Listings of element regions
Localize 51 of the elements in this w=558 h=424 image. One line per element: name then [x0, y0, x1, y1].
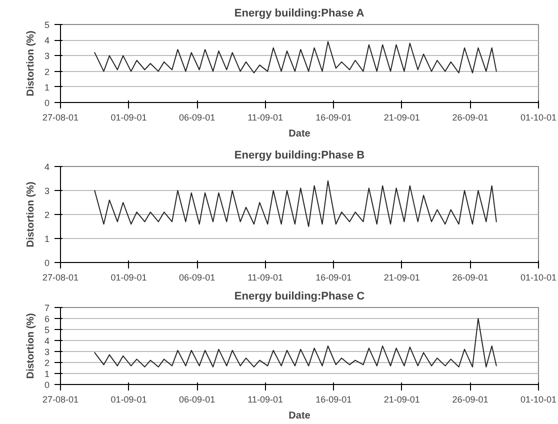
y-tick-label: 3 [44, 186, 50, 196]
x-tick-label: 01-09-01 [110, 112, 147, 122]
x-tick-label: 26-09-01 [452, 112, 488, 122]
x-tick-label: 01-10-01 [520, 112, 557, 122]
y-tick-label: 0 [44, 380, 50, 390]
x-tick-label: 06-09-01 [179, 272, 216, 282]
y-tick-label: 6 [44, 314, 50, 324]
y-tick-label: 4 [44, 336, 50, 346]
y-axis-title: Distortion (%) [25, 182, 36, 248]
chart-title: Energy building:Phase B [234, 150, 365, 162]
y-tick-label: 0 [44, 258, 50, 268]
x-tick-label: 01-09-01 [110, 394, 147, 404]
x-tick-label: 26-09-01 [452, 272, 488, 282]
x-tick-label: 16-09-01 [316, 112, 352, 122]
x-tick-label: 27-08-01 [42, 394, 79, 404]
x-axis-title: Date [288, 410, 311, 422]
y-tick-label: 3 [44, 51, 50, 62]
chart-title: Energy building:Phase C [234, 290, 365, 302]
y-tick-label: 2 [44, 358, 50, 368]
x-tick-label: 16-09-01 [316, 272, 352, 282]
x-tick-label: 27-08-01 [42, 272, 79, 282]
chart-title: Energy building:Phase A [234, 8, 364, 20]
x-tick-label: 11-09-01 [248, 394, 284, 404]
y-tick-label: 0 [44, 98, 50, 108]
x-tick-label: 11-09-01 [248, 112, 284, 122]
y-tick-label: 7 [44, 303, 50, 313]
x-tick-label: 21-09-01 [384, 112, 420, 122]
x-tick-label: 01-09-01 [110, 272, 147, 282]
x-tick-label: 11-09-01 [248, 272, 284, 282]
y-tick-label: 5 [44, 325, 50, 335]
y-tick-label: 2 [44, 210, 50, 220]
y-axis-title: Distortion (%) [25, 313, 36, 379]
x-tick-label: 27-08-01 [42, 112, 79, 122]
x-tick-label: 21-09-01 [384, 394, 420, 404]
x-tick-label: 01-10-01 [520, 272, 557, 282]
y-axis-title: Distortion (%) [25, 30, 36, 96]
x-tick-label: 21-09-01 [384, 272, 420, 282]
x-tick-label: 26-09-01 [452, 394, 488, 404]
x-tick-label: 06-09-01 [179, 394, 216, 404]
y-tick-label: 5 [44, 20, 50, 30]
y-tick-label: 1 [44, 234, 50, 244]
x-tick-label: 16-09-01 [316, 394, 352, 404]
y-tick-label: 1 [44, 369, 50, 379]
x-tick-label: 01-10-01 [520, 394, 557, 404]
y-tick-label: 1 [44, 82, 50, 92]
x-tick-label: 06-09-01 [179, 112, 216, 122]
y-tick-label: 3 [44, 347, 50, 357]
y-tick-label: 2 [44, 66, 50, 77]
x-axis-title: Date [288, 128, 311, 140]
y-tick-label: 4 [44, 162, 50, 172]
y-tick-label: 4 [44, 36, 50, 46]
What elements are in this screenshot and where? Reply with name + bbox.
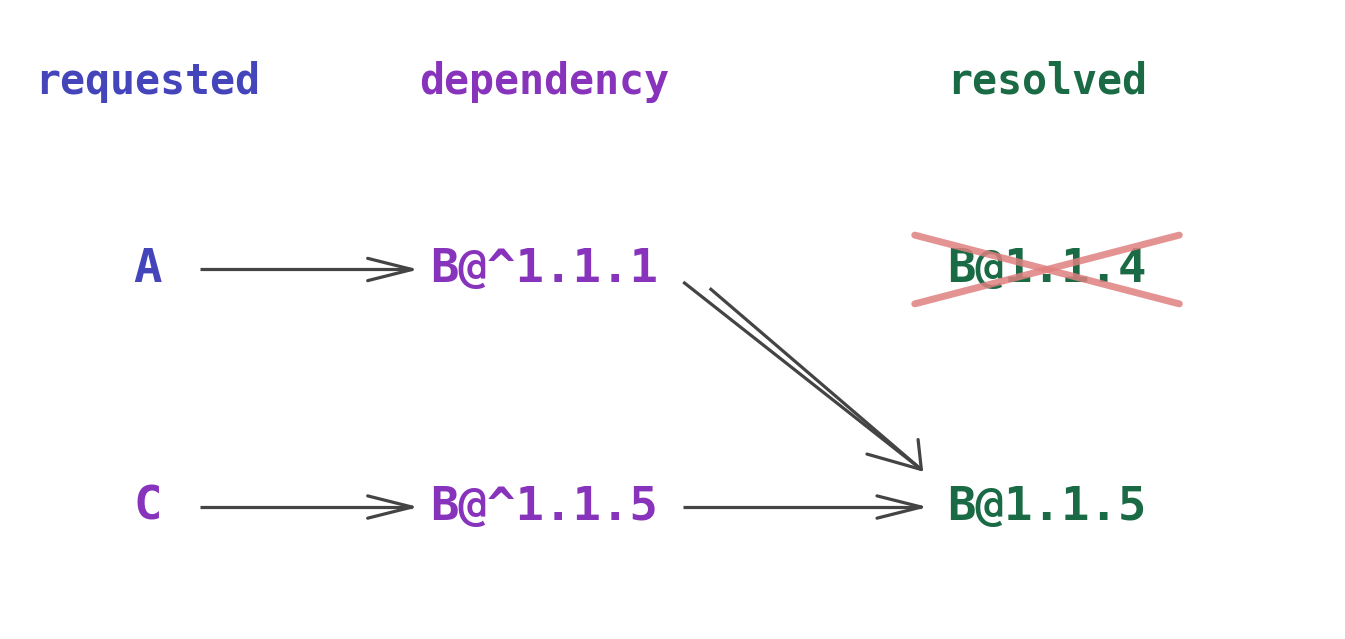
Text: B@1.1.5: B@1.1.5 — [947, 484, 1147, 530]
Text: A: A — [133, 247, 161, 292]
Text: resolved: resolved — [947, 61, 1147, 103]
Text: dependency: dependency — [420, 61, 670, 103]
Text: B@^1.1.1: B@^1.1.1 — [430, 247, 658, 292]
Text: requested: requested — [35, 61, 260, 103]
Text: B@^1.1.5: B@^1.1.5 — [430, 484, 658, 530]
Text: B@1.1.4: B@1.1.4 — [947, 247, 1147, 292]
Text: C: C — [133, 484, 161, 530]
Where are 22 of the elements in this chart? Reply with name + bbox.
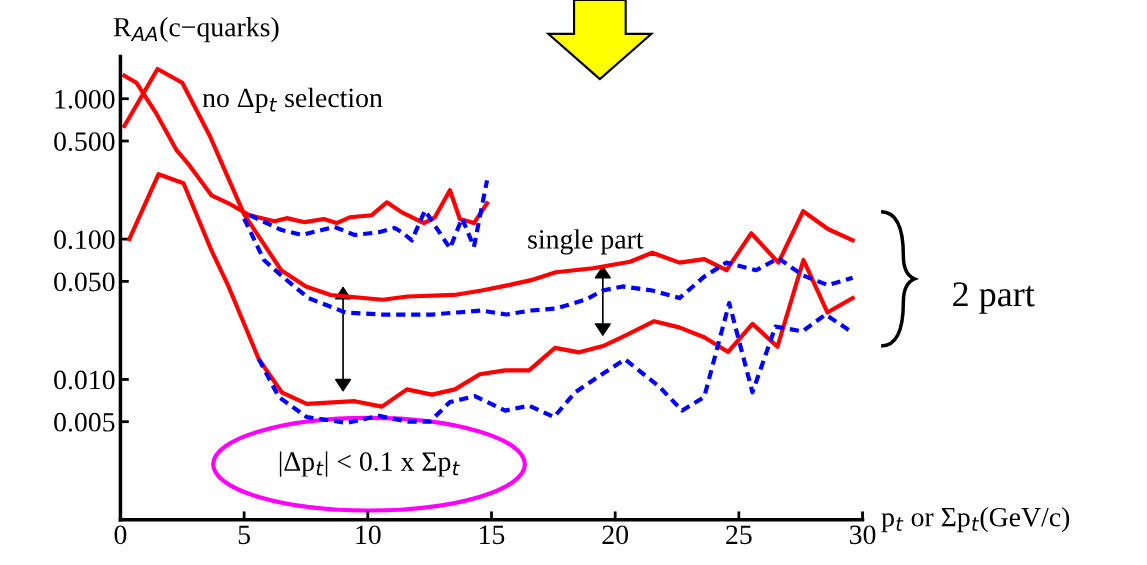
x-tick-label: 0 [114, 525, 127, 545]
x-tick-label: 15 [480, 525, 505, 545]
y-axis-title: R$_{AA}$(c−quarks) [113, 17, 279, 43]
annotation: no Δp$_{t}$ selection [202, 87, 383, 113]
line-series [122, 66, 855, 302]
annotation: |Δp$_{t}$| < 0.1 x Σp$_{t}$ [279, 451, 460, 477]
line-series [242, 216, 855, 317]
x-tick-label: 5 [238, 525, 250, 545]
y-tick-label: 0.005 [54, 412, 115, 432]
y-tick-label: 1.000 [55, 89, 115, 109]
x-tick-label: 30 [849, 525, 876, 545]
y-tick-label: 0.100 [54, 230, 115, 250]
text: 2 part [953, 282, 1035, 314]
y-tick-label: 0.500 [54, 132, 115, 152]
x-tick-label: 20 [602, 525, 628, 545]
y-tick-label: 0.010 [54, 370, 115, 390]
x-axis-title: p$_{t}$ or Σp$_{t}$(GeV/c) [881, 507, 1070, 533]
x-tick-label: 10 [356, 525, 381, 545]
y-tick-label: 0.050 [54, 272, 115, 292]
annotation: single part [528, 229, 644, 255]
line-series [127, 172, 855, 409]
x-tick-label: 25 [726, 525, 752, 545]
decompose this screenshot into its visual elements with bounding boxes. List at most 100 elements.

▸ **TASK TO COMPLETE**: Output the lines of all the entries above as a JSON list of strings, with one string per line. Skip blank lines and leave the pictures out.

▸ **SOLUTION FOR THIS TASK**:
[
  "Localize 51 of the elements in this w=558 h=424 image. One line per element: name then [x0, y0, x1, y1].",
  "y-tick-label: 3 [44, 186, 50, 196]",
  "x-tick-label: 01-09-01 [110, 112, 147, 122]",
  "x-tick-label: 26-09-01 [452, 112, 488, 122]",
  "x-tick-label: 01-10-01 [520, 112, 557, 122]",
  "y-tick-label: 0 [44, 380, 50, 390]",
  "x-tick-label: 06-09-01 [179, 272, 216, 282]",
  "y-tick-label: 6 [44, 314, 50, 324]",
  "y-tick-label: 4 [44, 336, 50, 346]",
  "y-axis-title: Distortion (%) [25, 182, 36, 248]",
  "chart-title: Energy building:Phase B [234, 150, 365, 162]",
  "y-tick-label: 0 [44, 258, 50, 268]",
  "x-tick-label: 01-09-01 [110, 394, 147, 404]",
  "x-tick-label: 26-09-01 [452, 272, 488, 282]",
  "x-tick-label: 16-09-01 [316, 112, 352, 122]",
  "x-tick-label: 27-08-01 [42, 394, 79, 404]",
  "x-axis-title: Date [288, 410, 311, 422]",
  "y-tick-label: 3 [44, 51, 50, 62]",
  "chart-title: Energy building:Phase C [234, 290, 365, 302]",
  "y-tick-label: 2 [44, 358, 50, 368]",
  "x-tick-label: 16-09-01 [316, 272, 352, 282]",
  "x-tick-label: 27-08-01 [42, 272, 79, 282]",
  "chart-title: Energy building:Phase A [234, 8, 364, 20]",
  "x-tick-label: 11-09-01 [248, 394, 284, 404]",
  "y-tick-label: 0 [44, 98, 50, 108]",
  "x-tick-label: 11-09-01 [248, 112, 284, 122]",
  "y-tick-label: 7 [44, 303, 50, 313]",
  "x-tick-label: 21-09-01 [384, 112, 420, 122]",
  "x-tick-label: 01-09-01 [110, 272, 147, 282]",
  "x-tick-label: 11-09-01 [248, 272, 284, 282]",
  "y-tick-label: 5 [44, 325, 50, 335]",
  "y-tick-label: 2 [44, 210, 50, 220]",
  "y-axis-title: Distortion (%) [25, 313, 36, 379]",
  "x-tick-label: 27-08-01 [42, 112, 79, 122]",
  "x-tick-label: 21-09-01 [384, 394, 420, 404]",
  "x-tick-label: 01-10-01 [520, 272, 557, 282]",
  "y-axis-title: Distortion (%) [25, 30, 36, 96]",
  "x-tick-label: 21-09-01 [384, 272, 420, 282]",
  "x-tick-label: 26-09-01 [452, 394, 488, 404]",
  "x-tick-label: 06-09-01 [179, 394, 216, 404]",
  "y-tick-label: 5 [44, 20, 50, 30]",
  "y-tick-label: 1 [44, 234, 50, 244]",
  "x-tick-label: 16-09-01 [316, 394, 352, 404]",
  "y-tick-label: 1 [44, 369, 50, 379]",
  "x-tick-label: 01-10-01 [520, 394, 557, 404]",
  "y-tick-label: 1 [44, 82, 50, 92]",
  "x-tick-label: 06-09-01 [179, 112, 216, 122]",
  "y-tick-label: 3 [44, 347, 50, 357]",
  "y-tick-label: 2 [44, 66, 50, 77]",
  "x-axis-title: Date [288, 128, 311, 140]",
  "y-tick-label: 4 [44, 162, 50, 172]",
  "y-tick-label: 4 [44, 36, 50, 46]",
  "What elements are in this screenshot and where? Reply with name + bbox.",
  "Text: B@1.1.5: B@1.1.5 — [947, 484, 1147, 530]",
  "Text: A: A — [133, 247, 161, 292]",
  "Text: resolved: resolved — [947, 61, 1147, 103]",
  "Text: dependency: dependency — [420, 61, 670, 103]",
  "Text: B@^1.1.1: B@^1.1.1 — [430, 247, 658, 292]",
  "Text: requested: requested — [35, 61, 260, 103]",
  "Text: B@^1.1.5: B@^1.1.5 — [430, 484, 658, 530]",
  "Text: B@1.1.4: B@1.1.4 — [947, 247, 1147, 292]",
  "Text: C: C — [133, 484, 161, 530]",
  "Where are 22 of the elements in this chart? Reply with name + bbox.",
  "x-tick-label: 0 [114, 525, 127, 545]",
  "x-tick-label: 15 [480, 525, 505, 545]",
  "y-axis-title: R$_{AA}$(c−quarks) [113, 17, 279, 43]",
  "annotation: no Δp$_{t}$ selection [202, 87, 383, 113]",
  "line-series [122, 66, 855, 302]",
  "annotation: |Δp$_{t}$| < 0.1 x Σp$_{t}$ [279, 451, 460, 477]",
  "line-series [242, 216, 855, 317]",
  "x-tick-label: 5 [238, 525, 250, 545]",
  "y-tick-label: 0.005 [54, 412, 115, 432]",
  "y-tick-label: 1.000 [55, 89, 115, 109]",
  "x-tick-label: 30 [849, 525, 876, 545]",
  "y-tick-label: 0.100 [54, 230, 115, 250]",
  "text: 2 part [953, 282, 1035, 314]",
  "y-tick-label: 0.500 [54, 132, 115, 152]",
  "x-tick-label: 20 [602, 525, 628, 545]",
  "y-tick-label: 0.010 [54, 370, 115, 390]",
  "x-axis-title: p$_{t}$ or Σp$_{t}$(GeV/c) [881, 507, 1070, 533]",
  "x-tick-label: 10 [356, 525, 381, 545]",
  "y-tick-label: 0.050 [54, 272, 115, 292]",
  "annotation: single part [528, 229, 644, 255]",
  "line-series [127, 172, 855, 409]",
  "x-tick-label: 25 [726, 525, 752, 545]",
  "decompose this screenshot into its visual elements with bounding boxes. List at most 100 elements."
]